BEGIN RECORDS SHOWN
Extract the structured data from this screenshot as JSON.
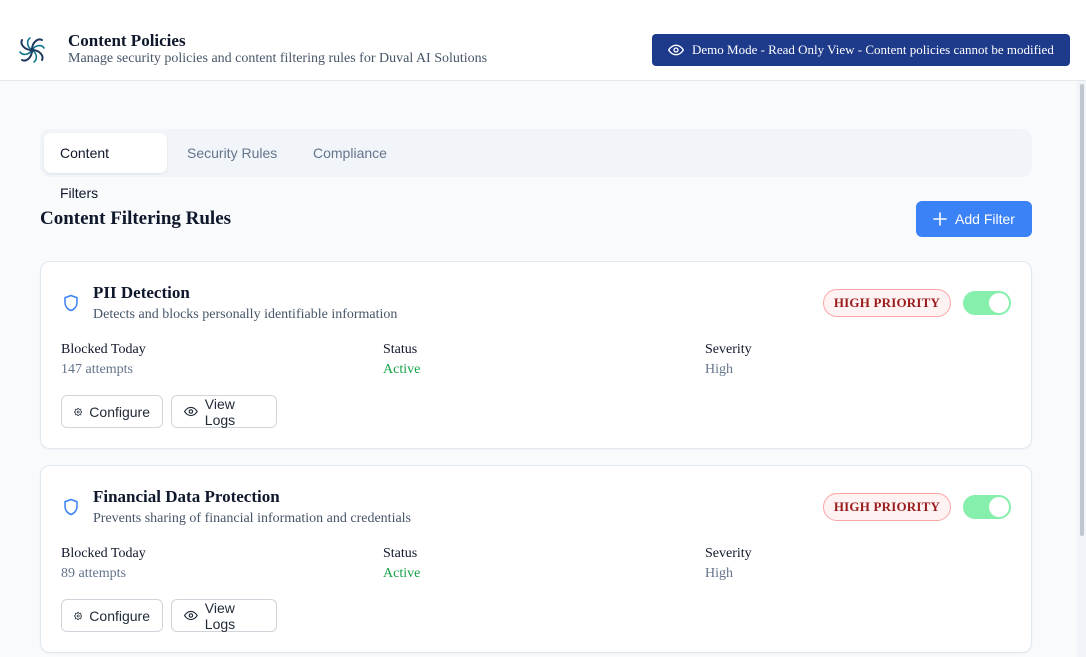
{
  "header": {
    "title": "Content Policies",
    "subtitle": "Manage security policies and content filtering rules for Duval AI Solutions",
    "demo_banner": "Demo Mode - Read Only View - Content policies cannot be modified"
  },
  "tabs": [
    {
      "label": "Content Filters",
      "active": true
    },
    {
      "label": "Security Rules",
      "active": false
    },
    {
      "label": "Compliance",
      "active": false
    }
  ],
  "section": {
    "title": "Content Filtering Rules",
    "add_button": "Add Filter"
  },
  "stat_labels": {
    "blocked": "Blocked Today",
    "status": "Status",
    "severity": "Severity"
  },
  "buttons": {
    "configure": "Configure",
    "view_logs": "View Logs"
  },
  "filters": [
    {
      "title": "PII Detection",
      "description": "Detects and blocks personally identifiable information",
      "priority": "HIGH PRIORITY",
      "enabled": true,
      "blocked": "147 attempts",
      "status": "Active",
      "severity": "High"
    },
    {
      "title": "Financial Data Protection",
      "description": "Prevents sharing of financial information and credentials",
      "priority": "HIGH PRIORITY",
      "enabled": true,
      "blocked": "89 attempts",
      "status": "Active",
      "severity": "High"
    }
  ],
  "colors": {
    "accent": "#3b82f6",
    "banner": "#1e3a8a",
    "active_status": "#16a34a",
    "toggle_on": "#86efac",
    "priority_text": "#991b1b"
  },
  "icons": {
    "logo": "swirl-logo-icon",
    "banner": "eye-icon",
    "filter": "shield-icon",
    "add": "plus-icon",
    "configure": "gear-icon",
    "view_logs": "eye-icon"
  }
}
END RECORDS SHOWN
Return each line with "configure".

    "configure": "Configure",
    "configure": "gear-icon",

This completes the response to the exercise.